→ PROBLEM DETAILS:
Extract the lines from the one containing "legend-entry-J0: J0(x) bbox=[456, 85, 574, 114]" up to and including the one containing "legend-swatch-J6 bbox=[456, 182, 505, 187]", and repeat them exactly.

→ Page element annotations:
---

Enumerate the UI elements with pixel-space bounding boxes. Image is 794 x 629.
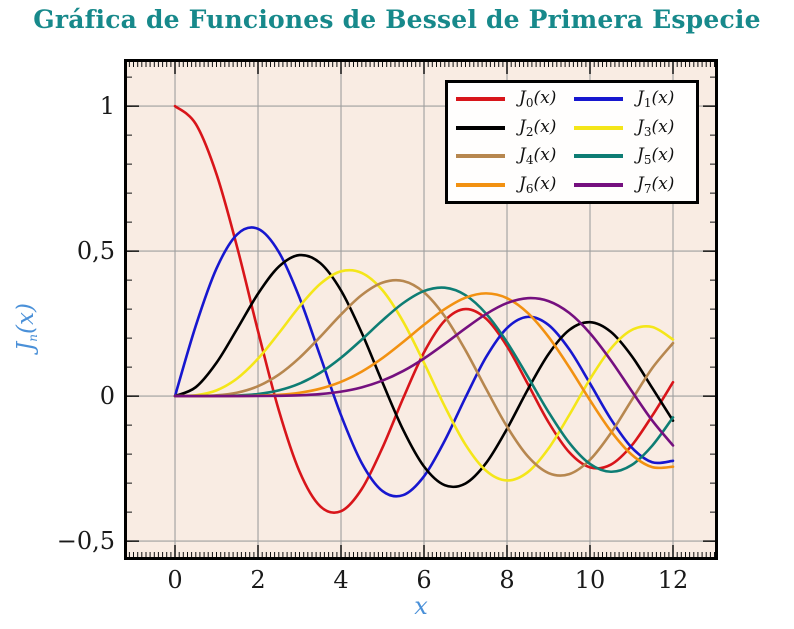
legend-entry-J0: J0(x) bbox=[456, 85, 574, 114]
legend-swatch-J2 bbox=[456, 125, 505, 130]
curve-J1 bbox=[173, 226, 675, 498]
legend-label: J0(x) bbox=[519, 88, 557, 111]
legend-label: J3(x) bbox=[637, 116, 675, 139]
legend-swatch-J1 bbox=[574, 97, 623, 102]
legend-entry-J7: J7(x) bbox=[574, 171, 692, 200]
legend-label: J6(x) bbox=[519, 173, 557, 196]
legend-entry-J4: J4(x) bbox=[456, 142, 574, 171]
legend-label: J2(x) bbox=[519, 116, 557, 139]
legend-entry-J5: J5(x) bbox=[574, 142, 692, 171]
x-tick-label: 2 bbox=[250, 566, 266, 594]
y-tick-label: 0 bbox=[99, 382, 115, 411]
y-tick-label: 0,5 bbox=[76, 237, 115, 266]
legend-entry-J2: J2(x) bbox=[456, 114, 574, 143]
y-tick-label: 1 bbox=[99, 92, 115, 121]
x-axis-label: x bbox=[414, 592, 428, 620]
legend-swatch-J0 bbox=[456, 97, 505, 102]
legend-label: J1(x) bbox=[637, 88, 675, 111]
curve-J2 bbox=[173, 253, 675, 489]
x-tick-label: 4 bbox=[333, 566, 349, 594]
y-axis-label: Jn(x) bbox=[13, 303, 40, 351]
x-tick-label: 12 bbox=[657, 566, 689, 594]
x-tick-label: 6 bbox=[416, 566, 432, 594]
y-tick-label: −0,5 bbox=[56, 527, 115, 556]
legend-entry-J3: J3(x) bbox=[574, 114, 692, 143]
curve-J5 bbox=[173, 286, 675, 474]
legend-label: J4(x) bbox=[519, 145, 557, 168]
x-tick-label: 10 bbox=[574, 566, 606, 594]
x-tick-label: 0 bbox=[167, 566, 183, 594]
legend: J0(x) J1(x) J2(x) J3(x) J4(x) J5(x) J6(x) J7(x) bbox=[445, 80, 699, 204]
legend-swatch-J4 bbox=[456, 154, 505, 159]
curve-J3 bbox=[173, 268, 675, 482]
curve-J7 bbox=[173, 296, 675, 447]
legend-swatch-J6 bbox=[456, 182, 505, 187]
x-tick-label: 8 bbox=[499, 566, 515, 594]
legend-entry-J1: J1(x) bbox=[574, 85, 692, 114]
legend-swatch-J3 bbox=[574, 125, 623, 130]
legend-entry-J6: J6(x) bbox=[456, 171, 574, 200]
legend-label: J7(x) bbox=[637, 173, 675, 196]
curves bbox=[173, 104, 675, 514]
legend-label: J5(x) bbox=[637, 145, 675, 168]
legend-swatch-J7 bbox=[574, 182, 623, 187]
legend-swatch-J5 bbox=[574, 154, 623, 159]
page-title: Gráfica de Funciones de Bessel de Primer… bbox=[33, 5, 761, 34]
major-ticks bbox=[127, 62, 715, 557]
minor-ticks bbox=[127, 62, 715, 557]
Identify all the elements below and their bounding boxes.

---

→ RESULT BELOW:
legend-entry-J0: J0(x) bbox=[456, 85, 574, 114]
legend-swatch-J2 bbox=[456, 125, 505, 130]
curve-J1 bbox=[173, 226, 675, 498]
legend-label: J0(x) bbox=[519, 88, 557, 111]
legend-label: J3(x) bbox=[637, 116, 675, 139]
legend-swatch-J1 bbox=[574, 97, 623, 102]
legend-entry-J7: J7(x) bbox=[574, 171, 692, 200]
legend-label: J6(x) bbox=[519, 173, 557, 196]
legend-entry-J4: J4(x) bbox=[456, 142, 574, 171]
legend-label: J2(x) bbox=[519, 116, 557, 139]
legend-entry-J5: J5(x) bbox=[574, 142, 692, 171]
x-tick-label: 2 bbox=[250, 566, 266, 594]
y-tick-label: 0 bbox=[99, 382, 115, 411]
y-tick-label: 0,5 bbox=[76, 237, 115, 266]
legend-entry-J2: J2(x) bbox=[456, 114, 574, 143]
y-tick-label: 1 bbox=[99, 92, 115, 121]
x-axis-label: x bbox=[414, 592, 428, 620]
legend-swatch-J0 bbox=[456, 97, 505, 102]
legend-label: J1(x) bbox=[637, 88, 675, 111]
curve-J2 bbox=[173, 253, 675, 489]
x-tick-label: 4 bbox=[333, 566, 349, 594]
y-axis-label: Jn(x) bbox=[13, 303, 40, 351]
x-tick-label: 12 bbox=[657, 566, 689, 594]
x-tick-label: 6 bbox=[416, 566, 432, 594]
y-tick-label: −0,5 bbox=[56, 527, 115, 556]
legend-entry-J3: J3(x) bbox=[574, 114, 692, 143]
curve-J5 bbox=[173, 286, 675, 474]
legend-label: J4(x) bbox=[519, 145, 557, 168]
x-tick-label: 10 bbox=[574, 566, 606, 594]
x-tick-label: 0 bbox=[167, 566, 183, 594]
legend: J0(x) J1(x) J2(x) J3(x) J4(x) J5(x) J6(x) J7(x) bbox=[445, 80, 699, 204]
legend-swatch-J4 bbox=[456, 154, 505, 159]
curve-J3 bbox=[173, 268, 675, 482]
curve-J7 bbox=[173, 296, 675, 447]
legend-swatch-J6 bbox=[456, 182, 505, 187]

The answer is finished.